* **Input for this task**:
- - -

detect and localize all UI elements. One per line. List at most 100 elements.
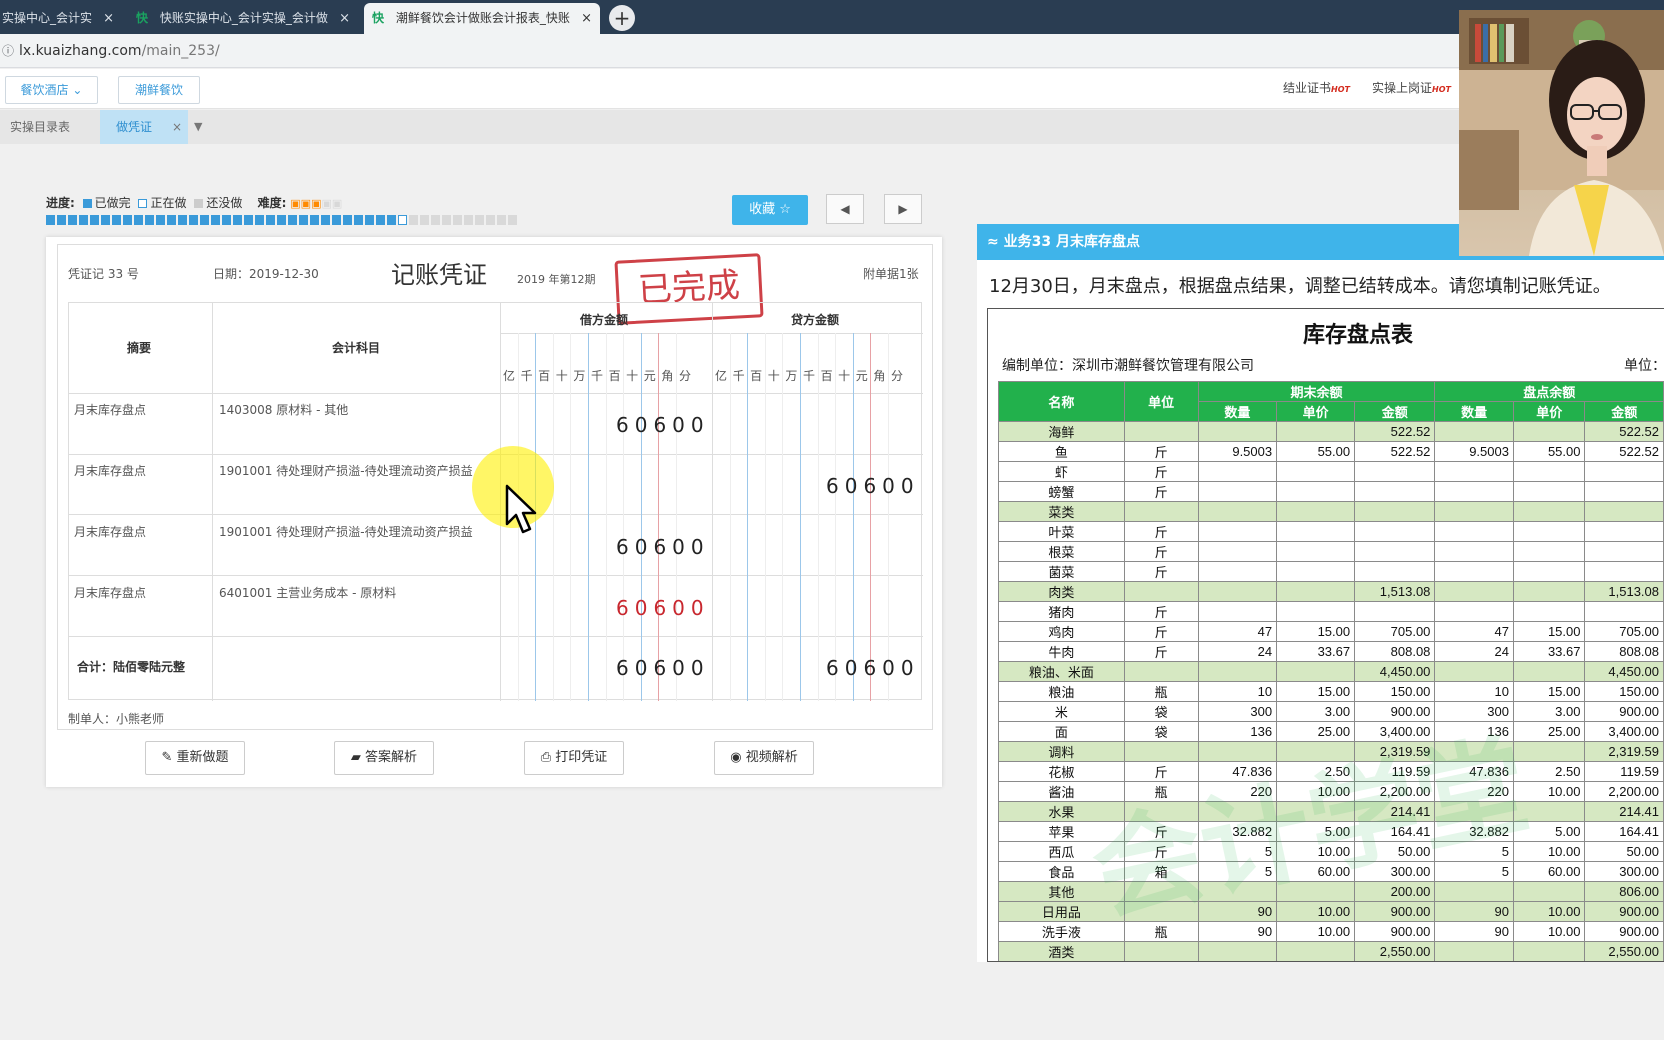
progress-segment[interactable]: [57, 215, 66, 225]
job-cert-link[interactable]: 实操上岗证HOT: [1372, 79, 1451, 96]
digit-header: 万: [573, 369, 586, 383]
progress-segment[interactable]: [244, 215, 253, 225]
progress-segment[interactable]: [442, 215, 451, 225]
legend-todo: 还没做: [206, 196, 243, 210]
progress-segment[interactable]: [46, 215, 55, 225]
progress-segment[interactable]: [398, 215, 407, 225]
cell-name: 鱼: [998, 441, 1125, 462]
progress-segment[interactable]: [211, 215, 220, 225]
progress-segment[interactable]: [354, 215, 363, 225]
progress-segment[interactable]: [266, 215, 275, 225]
progress-segment[interactable]: [167, 215, 176, 225]
info-icon[interactable]: ⓘ: [2, 34, 14, 68]
category-row: 菜类: [998, 501, 1664, 522]
progress-segment[interactable]: [90, 215, 99, 225]
progress-segment[interactable]: [68, 215, 77, 225]
url-text[interactable]: lx.kuaizhang.com/main_253/: [19, 34, 220, 68]
new-tab-button[interactable]: +: [609, 5, 635, 31]
prev-button[interactable]: ◀: [826, 194, 864, 224]
cell-q1: 136: [1197, 721, 1278, 742]
cell-p1: [1276, 541, 1356, 562]
close-icon[interactable]: ×: [103, 3, 114, 34]
inventory-table: 名称 单位 期末余额 盘点余额 数量 单价 金额 数量 单价 金额 海鲜 522.…: [998, 381, 1664, 961]
progress-segment[interactable]: [288, 215, 297, 225]
digit-header: 百: [608, 369, 621, 383]
table-row: 面袋 136 25.00 3,400.00 136 25.00 3,400.00: [998, 721, 1664, 742]
progress-segment[interactable]: [134, 215, 143, 225]
progress-segment[interactable]: [156, 215, 165, 225]
progress-segment[interactable]: [420, 215, 429, 225]
cell-unit: [1123, 741, 1199, 762]
tab-catalog[interactable]: 实操目录表: [10, 110, 70, 144]
progress-segment[interactable]: [387, 215, 396, 225]
row-debit: 60600: [616, 413, 710, 437]
redo-button[interactable]: ✎ 重新做题: [145, 741, 245, 775]
progress-segment[interactable]: [508, 215, 517, 225]
progress-segment[interactable]: [255, 215, 264, 225]
company-button[interactable]: 潮鲜餐饮: [118, 76, 200, 104]
cell-q1: [1197, 881, 1278, 902]
answer-button[interactable]: ▰ 答案解析: [334, 741, 434, 775]
table-row: 虾斤: [998, 461, 1664, 482]
digit-header: 角: [661, 369, 674, 383]
browser-tab[interactable]: 实操中心_会计实 ×: [0, 3, 122, 34]
progress-segment[interactable]: [189, 215, 198, 225]
cell-p1: 10.00: [1276, 901, 1356, 922]
progress-segment[interactable]: [365, 215, 374, 225]
close-icon[interactable]: ×: [339, 3, 350, 34]
progress-segment[interactable]: [299, 215, 308, 225]
video-button[interactable]: ◉ 视频解析: [714, 741, 814, 775]
cell-a1: 522.52: [1354, 441, 1436, 462]
progress-segment[interactable]: [464, 215, 473, 225]
progress-segment[interactable]: [112, 215, 121, 225]
cell-a2: [1584, 501, 1664, 522]
progress-segment[interactable]: [332, 215, 341, 225]
dropdown-icon[interactable]: ▼: [194, 110, 202, 144]
progress-segment[interactable]: [486, 215, 495, 225]
progress-segment[interactable]: [233, 215, 242, 225]
cell-q2: 47: [1434, 621, 1514, 642]
cell-p1: 10.00: [1276, 781, 1356, 802]
progress-segment[interactable]: [497, 215, 506, 225]
cell-a1: 3,400.00: [1354, 721, 1436, 742]
difficulty-label: 难度:: [257, 196, 287, 210]
favorite-button[interactable]: 收藏 ☆: [732, 195, 808, 225]
progress-segment[interactable]: [321, 215, 330, 225]
cell-p2: 3.00: [1512, 701, 1586, 722]
progress-segment[interactable]: [431, 215, 440, 225]
address-bar[interactable]: ⓘ lx.kuaizhang.com/main_253/: [0, 34, 1664, 68]
progress-segment[interactable]: [475, 215, 484, 225]
cert-link[interactable]: 结业证书HOT: [1283, 79, 1350, 96]
progress-segment[interactable]: [178, 215, 187, 225]
cell-name: 虾: [998, 461, 1125, 482]
cell-a1: [1354, 561, 1436, 582]
progress-segment[interactable]: [123, 215, 132, 225]
cell-a1: 200.00: [1354, 881, 1436, 902]
progress-segment[interactable]: [343, 215, 352, 225]
print-button[interactable]: ⎙ 打印凭证: [524, 741, 624, 775]
progress-segment[interactable]: [222, 215, 231, 225]
progress-segment[interactable]: [101, 215, 110, 225]
next-button[interactable]: ▶: [884, 194, 922, 224]
progress-segment[interactable]: [200, 215, 209, 225]
industry-select[interactable]: 餐饮酒店 ⌄: [5, 76, 98, 104]
progress-segment[interactable]: [453, 215, 462, 225]
progress-segment[interactable]: [277, 215, 286, 225]
cell-unit: [1123, 941, 1199, 961]
browser-tab[interactable]: 快 快账实操中心_会计实操_会计做 ×: [128, 3, 358, 34]
progress-segment[interactable]: [409, 215, 418, 225]
table-row: 洗手液瓶 90 10.00 900.00 90 10.00 900.00: [998, 921, 1664, 942]
close-icon[interactable]: ×: [172, 110, 182, 144]
browser-tab-active[interactable]: 快 潮鲜餐饮会计做账会计报表_快账 ×: [364, 3, 600, 34]
cell-unit: 斤: [1123, 621, 1199, 642]
header-summary: 摘要: [127, 341, 152, 355]
close-icon[interactable]: ×: [581, 3, 592, 34]
tab-title: 实操中心_会计实: [2, 11, 93, 25]
col-count: 盘点余额: [1434, 381, 1664, 402]
progress-segment[interactable]: [376, 215, 385, 225]
progress-segment[interactable]: [79, 215, 88, 225]
tab-voucher[interactable]: 做凭证 ×: [100, 110, 188, 144]
cell-a1: 150.00: [1354, 681, 1436, 702]
progress-segment[interactable]: [310, 215, 319, 225]
progress-segment[interactable]: [145, 215, 154, 225]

- - -

Print every line of the entries above verbatim, leaving out the pictures.

* **Solution to this exercise**:
detect and localize all UI elements. One per line. List at most 100 elements.
progress-segment[interactable]: [57, 215, 66, 225]
job-cert-link[interactable]: 实操上岗证HOT: [1372, 79, 1451, 96]
digit-header: 万: [573, 369, 586, 383]
progress-segment[interactable]: [244, 215, 253, 225]
progress-segment[interactable]: [442, 215, 451, 225]
legend-todo: 还没做: [206, 196, 243, 210]
progress-segment[interactable]: [46, 215, 55, 225]
progress-segment[interactable]: [398, 215, 407, 225]
cell-name: 鱼: [998, 441, 1125, 462]
progress-segment[interactable]: [211, 215, 220, 225]
progress-segment[interactable]: [354, 215, 363, 225]
progress-segment[interactable]: [266, 215, 275, 225]
progress-segment[interactable]: [167, 215, 176, 225]
info-icon[interactable]: ⓘ: [2, 34, 14, 68]
category-row: 菜类: [998, 501, 1664, 522]
progress-segment[interactable]: [90, 215, 99, 225]
progress-segment[interactable]: [68, 215, 77, 225]
url-text[interactable]: lx.kuaizhang.com/main_253/: [19, 34, 220, 68]
new-tab-button[interactable]: +: [609, 5, 635, 31]
prev-button[interactable]: ◀: [826, 194, 864, 224]
cell-q1: 136: [1197, 721, 1278, 742]
cell-p1: [1276, 541, 1356, 562]
close-icon[interactable]: ×: [103, 3, 114, 34]
inventory-table: 名称 单位 期末余额 盘点余额 数量 单价 金额 数量 单价 金额 海鲜 522.…: [998, 381, 1664, 961]
progress-segment[interactable]: [288, 215, 297, 225]
digit-header: 百: [608, 369, 621, 383]
table-row: 面袋 136 25.00 3,400.00 136 25.00 3,400.00: [998, 721, 1664, 742]
progress-segment[interactable]: [134, 215, 143, 225]
progress-segment[interactable]: [156, 215, 165, 225]
progress-segment[interactable]: [420, 215, 429, 225]
cell-unit: [1123, 741, 1199, 762]
tab-catalog[interactable]: 实操目录表: [10, 110, 70, 144]
progress-segment[interactable]: [387, 215, 396, 225]
row-debit: 60600: [616, 413, 710, 437]
redo-button[interactable]: ✎ 重新做题: [145, 741, 245, 775]
progress-segment[interactable]: [508, 215, 517, 225]
progress-segment[interactable]: [255, 215, 264, 225]
company-button[interactable]: 潮鲜餐饮: [118, 76, 200, 104]
cell-q1: [1197, 881, 1278, 902]
answer-button[interactable]: ▰ 答案解析: [334, 741, 434, 775]
table-row: 虾斤: [998, 461, 1664, 482]
digit-header: 角: [661, 369, 674, 383]
browser-tab[interactable]: 实操中心_会计实 ×: [0, 3, 122, 34]
progress-segment[interactable]: [189, 215, 198, 225]
cell-p1: 10.00: [1276, 901, 1356, 922]
progress-segment[interactable]: [365, 215, 374, 225]
close-icon[interactable]: ×: [339, 3, 350, 34]
progress-segment[interactable]: [299, 215, 308, 225]
video-button[interactable]: ◉ 视频解析: [714, 741, 814, 775]
cell-a1: 522.52: [1354, 441, 1436, 462]
progress-segment[interactable]: [464, 215, 473, 225]
progress-segment[interactable]: [112, 215, 121, 225]
cell-a2: [1584, 501, 1664, 522]
progress-segment[interactable]: [332, 215, 341, 225]
dropdown-icon[interactable]: ▼: [194, 110, 202, 144]
progress-segment[interactable]: [486, 215, 495, 225]
progress-segment[interactable]: [233, 215, 242, 225]
cell-q2: 47: [1434, 621, 1514, 642]
cell-p1: 10.00: [1276, 781, 1356, 802]
progress-segment[interactable]: [497, 215, 506, 225]
cell-a1: 3,400.00: [1354, 721, 1436, 742]
difficulty-label: 难度:: [257, 196, 287, 210]
favorite-button[interactable]: 收藏 ☆: [732, 195, 808, 225]
progress-segment[interactable]: [321, 215, 330, 225]
cell-p2: 3.00: [1512, 701, 1586, 722]
progress-segment[interactable]: [431, 215, 440, 225]
address-bar[interactable]: ⓘ lx.kuaizhang.com/main_253/: [0, 34, 1664, 68]
progress-segment[interactable]: [475, 215, 484, 225]
cert-link[interactable]: 结业证书HOT: [1283, 79, 1350, 96]
progress-segment[interactable]: [178, 215, 187, 225]
cell-name: 虾: [998, 461, 1125, 482]
cell-a1: [1354, 561, 1436, 582]
progress-segment[interactable]: [123, 215, 132, 225]
cell-a1: 200.00: [1354, 881, 1436, 902]
progress-segment[interactable]: [343, 215, 352, 225]
print-button[interactable]: ⎙ 打印凭证: [524, 741, 624, 775]
progress-segment[interactable]: [222, 215, 231, 225]
progress-segment[interactable]: [101, 215, 110, 225]
next-button[interactable]: ▶: [884, 194, 922, 224]
progress-segment[interactable]: [200, 215, 209, 225]
industry-select[interactable]: 餐饮酒店 ⌄: [5, 76, 98, 104]
progress-segment[interactable]: [453, 215, 462, 225]
progress-segment[interactable]: [277, 215, 286, 225]
cell-unit: [1123, 941, 1199, 961]
browser-tab[interactable]: 快 快账实操中心_会计实操_会计做 ×: [128, 3, 358, 34]
progress-segment[interactable]: [409, 215, 418, 225]
table-row: 洗手液瓶 90 10.00 900.00 90 10.00 900.00: [998, 921, 1664, 942]
close-icon[interactable]: ×: [172, 110, 182, 144]
browser-tab-active[interactable]: 快 潮鲜餐饮会计做账会计报表_快账 ×: [364, 3, 600, 34]
cell-unit: 斤: [1123, 621, 1199, 642]
header-summary: 摘要: [127, 341, 152, 355]
close-icon[interactable]: ×: [581, 3, 592, 34]
tab-title: 实操中心_会计实: [2, 11, 93, 25]
col-count: 盘点余额: [1434, 381, 1664, 402]
progress-segment[interactable]: [376, 215, 385, 225]
progress-segment[interactable]: [79, 215, 88, 225]
tab-voucher[interactable]: 做凭证 ×: [100, 110, 188, 144]
cell-a1: 150.00: [1354, 681, 1436, 702]
progress-segment[interactable]: [310, 215, 319, 225]
progress-segment[interactable]: [145, 215, 154, 225]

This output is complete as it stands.